§ Instructions for the task: Only the number is wanted: count the lines in the data with "registration" in them.

Records about charts and figures
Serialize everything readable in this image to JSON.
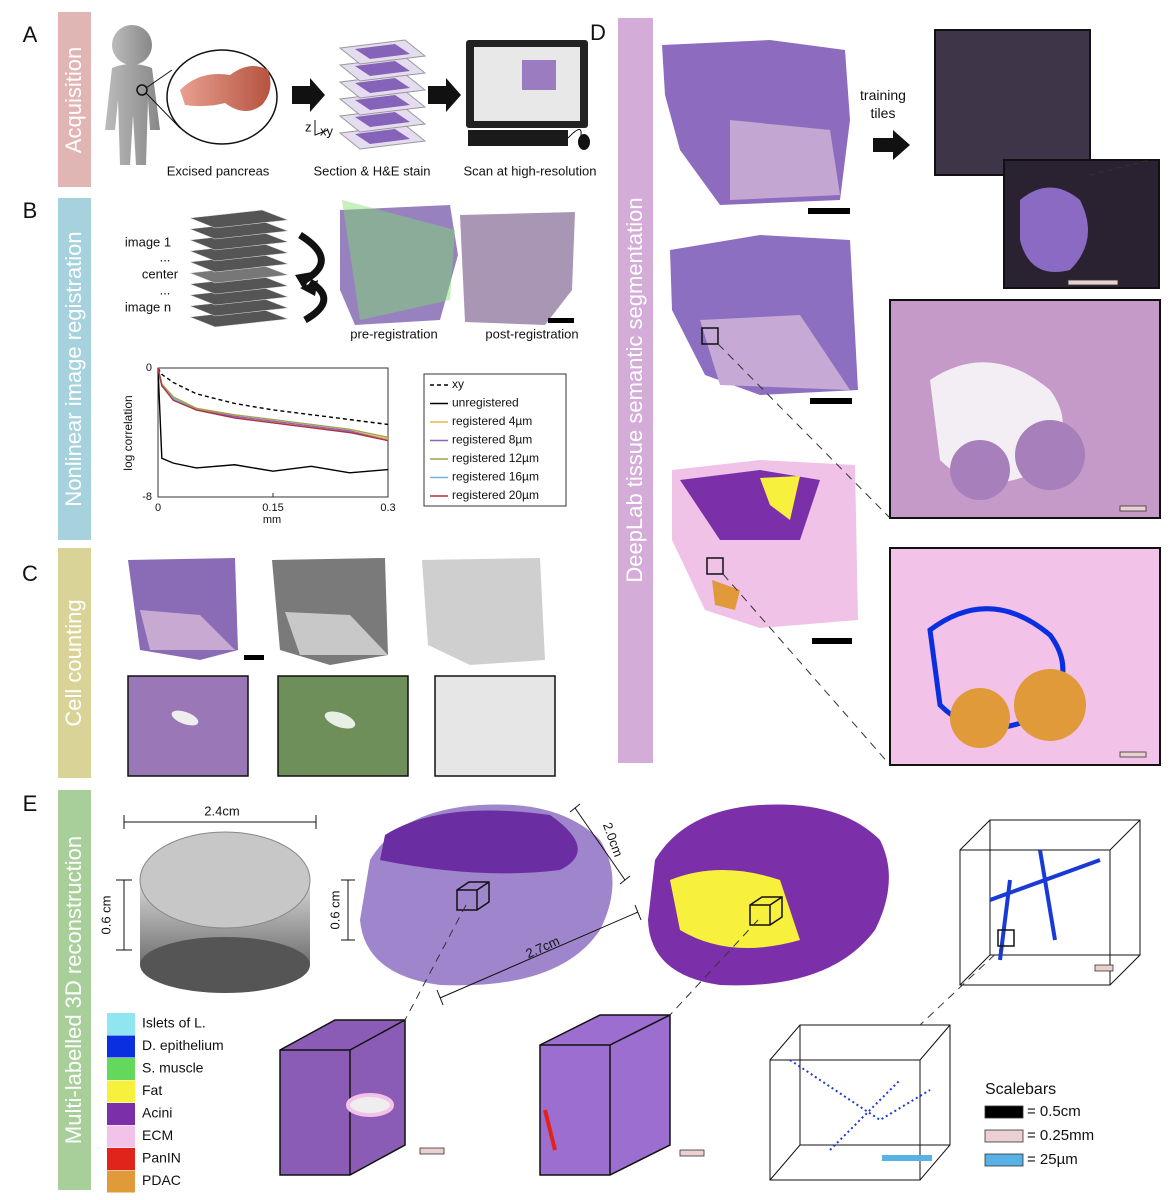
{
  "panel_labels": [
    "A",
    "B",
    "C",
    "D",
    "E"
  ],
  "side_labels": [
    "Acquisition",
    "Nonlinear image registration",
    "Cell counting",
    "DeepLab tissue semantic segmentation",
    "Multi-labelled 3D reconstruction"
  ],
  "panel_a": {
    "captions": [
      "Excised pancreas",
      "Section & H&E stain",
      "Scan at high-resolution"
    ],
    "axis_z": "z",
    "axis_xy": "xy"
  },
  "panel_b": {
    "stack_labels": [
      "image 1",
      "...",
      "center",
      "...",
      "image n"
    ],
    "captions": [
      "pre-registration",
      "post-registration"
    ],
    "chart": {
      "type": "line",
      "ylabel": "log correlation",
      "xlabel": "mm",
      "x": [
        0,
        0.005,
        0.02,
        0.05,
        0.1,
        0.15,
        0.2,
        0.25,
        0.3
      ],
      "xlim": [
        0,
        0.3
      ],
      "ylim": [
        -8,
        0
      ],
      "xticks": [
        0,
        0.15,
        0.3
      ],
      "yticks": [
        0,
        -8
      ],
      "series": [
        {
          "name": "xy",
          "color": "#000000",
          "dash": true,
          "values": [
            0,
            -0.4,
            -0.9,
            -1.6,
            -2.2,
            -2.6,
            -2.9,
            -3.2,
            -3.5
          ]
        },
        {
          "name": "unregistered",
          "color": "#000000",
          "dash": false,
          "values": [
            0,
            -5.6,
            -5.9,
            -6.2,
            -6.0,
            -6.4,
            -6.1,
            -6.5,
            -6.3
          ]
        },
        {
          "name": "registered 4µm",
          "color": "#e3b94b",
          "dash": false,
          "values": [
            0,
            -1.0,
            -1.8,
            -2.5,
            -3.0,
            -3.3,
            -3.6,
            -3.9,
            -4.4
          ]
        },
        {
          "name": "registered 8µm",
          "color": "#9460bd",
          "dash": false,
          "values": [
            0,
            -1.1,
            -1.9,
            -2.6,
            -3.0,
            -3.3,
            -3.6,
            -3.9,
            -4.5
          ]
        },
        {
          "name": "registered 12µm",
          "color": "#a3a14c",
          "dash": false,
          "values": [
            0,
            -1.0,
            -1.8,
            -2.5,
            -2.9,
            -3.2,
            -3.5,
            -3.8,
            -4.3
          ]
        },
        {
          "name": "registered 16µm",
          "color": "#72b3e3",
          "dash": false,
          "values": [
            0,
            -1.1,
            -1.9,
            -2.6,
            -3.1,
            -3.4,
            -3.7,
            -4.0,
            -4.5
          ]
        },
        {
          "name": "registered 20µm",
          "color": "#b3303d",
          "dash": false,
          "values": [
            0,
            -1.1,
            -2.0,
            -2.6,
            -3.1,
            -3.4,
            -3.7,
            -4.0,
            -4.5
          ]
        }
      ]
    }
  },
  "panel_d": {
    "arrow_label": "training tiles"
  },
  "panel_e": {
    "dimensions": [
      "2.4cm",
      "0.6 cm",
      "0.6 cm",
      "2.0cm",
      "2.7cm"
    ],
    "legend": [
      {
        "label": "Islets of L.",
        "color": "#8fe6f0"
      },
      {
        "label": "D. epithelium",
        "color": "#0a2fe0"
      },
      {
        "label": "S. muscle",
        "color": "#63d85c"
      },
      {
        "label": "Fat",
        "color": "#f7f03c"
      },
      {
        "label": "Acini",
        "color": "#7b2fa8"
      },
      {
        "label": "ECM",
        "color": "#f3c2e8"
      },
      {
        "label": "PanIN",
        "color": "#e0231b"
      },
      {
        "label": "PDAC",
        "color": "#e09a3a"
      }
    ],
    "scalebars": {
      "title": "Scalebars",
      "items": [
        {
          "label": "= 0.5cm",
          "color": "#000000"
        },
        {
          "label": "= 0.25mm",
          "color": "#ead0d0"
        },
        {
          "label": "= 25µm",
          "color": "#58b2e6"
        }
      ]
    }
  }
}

§ Solution for this task: 3